Extracted data entries =
▼

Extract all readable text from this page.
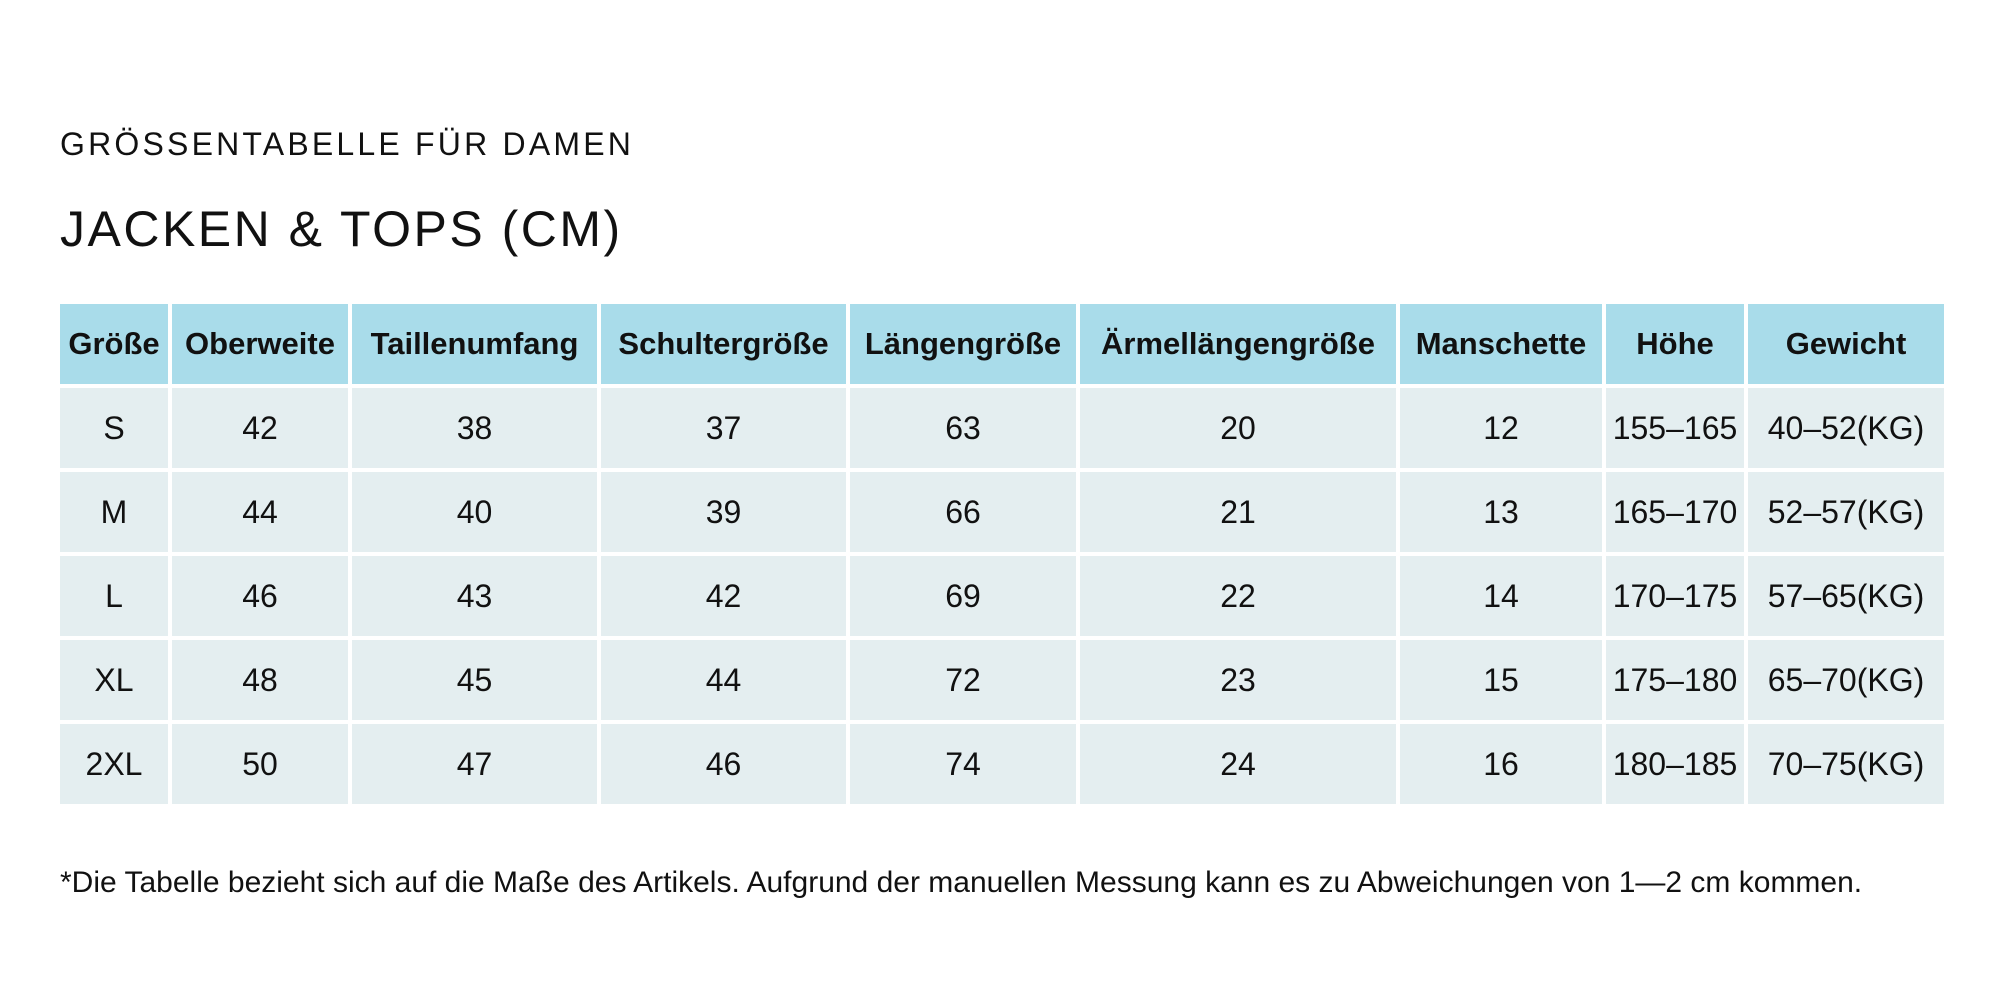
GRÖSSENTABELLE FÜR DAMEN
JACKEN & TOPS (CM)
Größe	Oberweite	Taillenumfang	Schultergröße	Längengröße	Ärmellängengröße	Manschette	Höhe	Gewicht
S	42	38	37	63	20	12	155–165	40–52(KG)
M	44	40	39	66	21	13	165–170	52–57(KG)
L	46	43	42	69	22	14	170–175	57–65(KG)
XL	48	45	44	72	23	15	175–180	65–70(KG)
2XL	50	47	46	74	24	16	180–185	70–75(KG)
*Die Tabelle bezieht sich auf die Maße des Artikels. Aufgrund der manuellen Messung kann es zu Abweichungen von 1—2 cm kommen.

▲
▼

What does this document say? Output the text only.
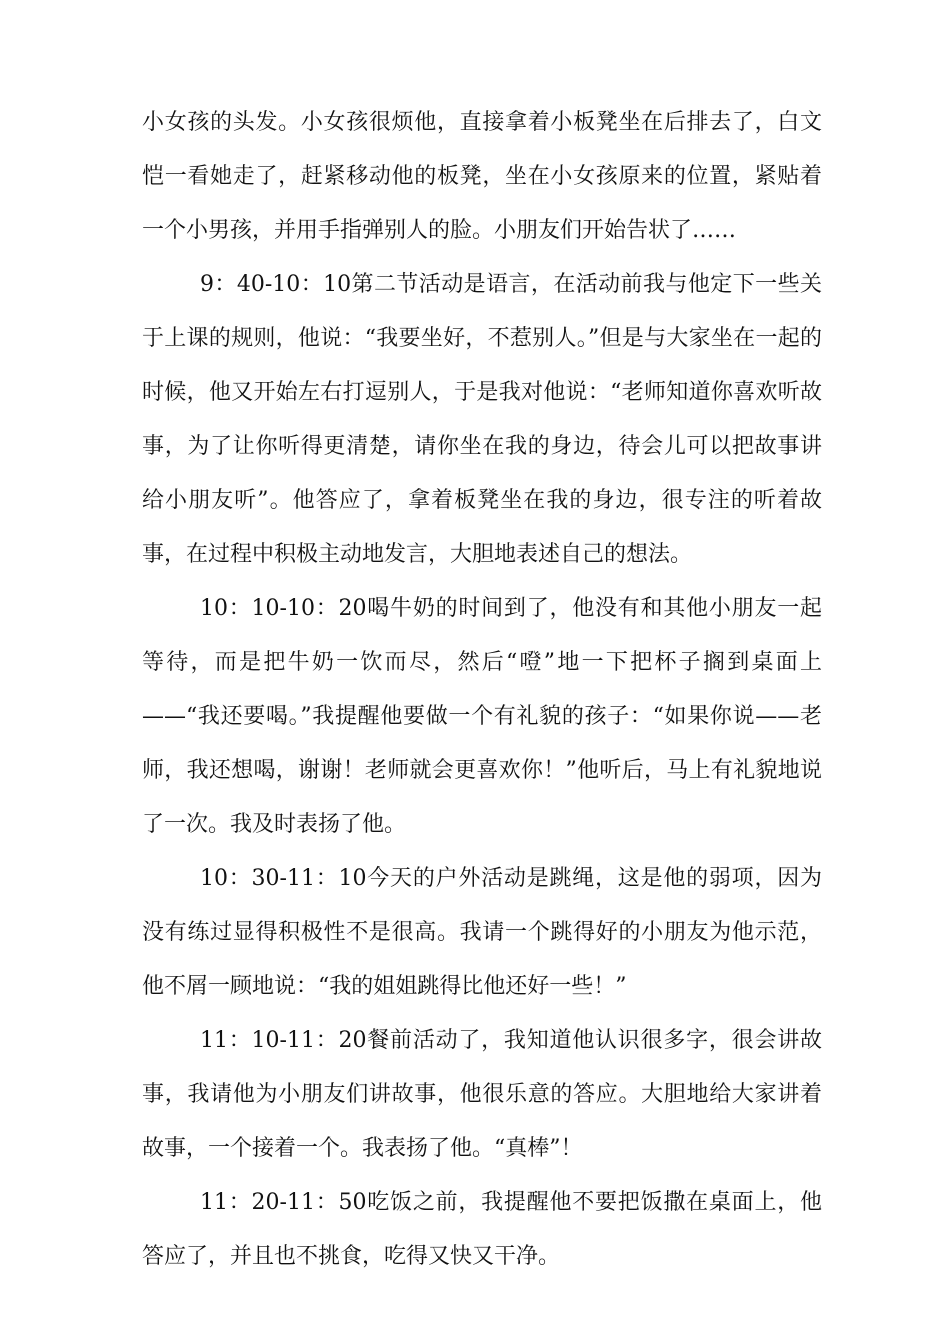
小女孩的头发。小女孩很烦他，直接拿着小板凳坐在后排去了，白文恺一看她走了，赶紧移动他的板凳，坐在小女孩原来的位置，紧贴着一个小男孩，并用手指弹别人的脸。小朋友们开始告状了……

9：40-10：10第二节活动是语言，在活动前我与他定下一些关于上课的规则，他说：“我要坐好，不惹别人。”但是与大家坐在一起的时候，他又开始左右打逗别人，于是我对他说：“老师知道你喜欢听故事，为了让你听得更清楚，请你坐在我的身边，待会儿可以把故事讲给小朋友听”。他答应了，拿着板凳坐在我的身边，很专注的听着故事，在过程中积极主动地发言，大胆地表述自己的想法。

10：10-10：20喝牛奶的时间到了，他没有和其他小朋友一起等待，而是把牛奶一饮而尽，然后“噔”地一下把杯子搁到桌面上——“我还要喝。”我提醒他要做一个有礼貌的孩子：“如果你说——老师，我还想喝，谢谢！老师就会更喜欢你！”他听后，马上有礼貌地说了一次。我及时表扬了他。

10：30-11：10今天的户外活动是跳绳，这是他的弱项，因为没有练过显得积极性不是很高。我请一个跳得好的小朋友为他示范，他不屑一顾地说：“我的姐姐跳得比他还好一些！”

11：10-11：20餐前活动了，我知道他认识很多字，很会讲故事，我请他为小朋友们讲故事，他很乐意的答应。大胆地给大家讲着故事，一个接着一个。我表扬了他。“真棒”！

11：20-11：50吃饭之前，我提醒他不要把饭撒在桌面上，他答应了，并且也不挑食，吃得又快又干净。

▲

Required task = Read through the lines above and collect those that contain the string "他答应了".

Answer to the task =
9：40-10：10第二节活动是语言，在活动前我与他定下一些关于上课的规则，他说：“我要坐好，不惹别人。”但是与大家坐在一起的时候，他又开始左右打逗别人，于是我对他说：“老师知道你喜欢听故事，为了让你听得更清楚，请你坐在我的身边，待会儿可以把故事讲给小朋友听”。他答应了，拿着板凳坐在我的身边，很专注的听着故事，在过程中积极主动地发言，大胆地表述自己的想法。
11：20-11：50吃饭之前，我提醒他不要把饭撒在桌面上，他答应了，并且也不挑食，吃得又快又干净。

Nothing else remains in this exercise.